TASK TO CARRY OUT: Pull every line of the entries that has the word "invisibles".

━━━━━━━━━━━━━━━━━━━━━━━━━━━━━━

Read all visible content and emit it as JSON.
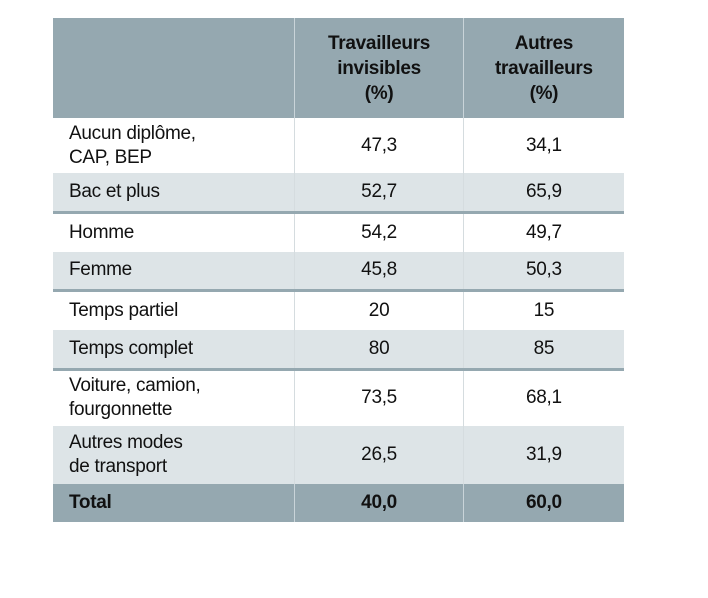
{
  "table": {
    "headers": [
      "",
      "Travailleurs invisibles (%)",
      "Autres travailleurs (%)"
    ],
    "header_lines": [
      [
        "Travailleurs",
        "invisibles",
        "(%)"
      ],
      [
        "Autres",
        "travailleurs",
        "(%)"
      ]
    ],
    "rows": [
      {
        "label": [
          "Aucun diplôme,",
          "CAP, BEP"
        ],
        "invisibles": "47,3",
        "autres": "34,1"
      },
      {
        "label": [
          "Bac et plus"
        ],
        "invisibles": "52,7",
        "autres": "65,9"
      },
      {
        "label": [
          "Homme"
        ],
        "invisibles": "54,2",
        "autres": "49,7"
      },
      {
        "label": [
          "Femme"
        ],
        "invisibles": "45,8",
        "autres": "50,3"
      },
      {
        "label": [
          "Temps partiel"
        ],
        "invisibles": "20",
        "autres": "15"
      },
      {
        "label": [
          "Temps complet"
        ],
        "invisibles": "80",
        "autres": "85"
      },
      {
        "label": [
          "Voiture, camion,",
          "fourgonnette"
        ],
        "invisibles": "73,5",
        "autres": "68,1"
      },
      {
        "label": [
          "Autres modes",
          "de transport"
        ],
        "invisibles": "26,5",
        "autres": "31,9"
      }
    ],
    "total": {
      "label": "Total",
      "invisibles": "40,0",
      "autres": "60,0"
    },
    "colors": {
      "header": "#95a8b0",
      "alt_row": "#dde4e7"
    }
  }
}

━━━━━━━━━━━━━━━━━━━━━━━━━━━━━━

THE ANSWER:
      "Travailleurs invisibles (%)",
        "invisibles",
        "invisibles": "47,3",
        "invisibles": "52,7",
        "invisibles": "54,2",
        "invisibles": "45,8",
        "invisibles": "20",
        "invisibles": "80",
        "invisibles": "73,5",
        "invisibles": "26,5",
      "invisibles": "40,0",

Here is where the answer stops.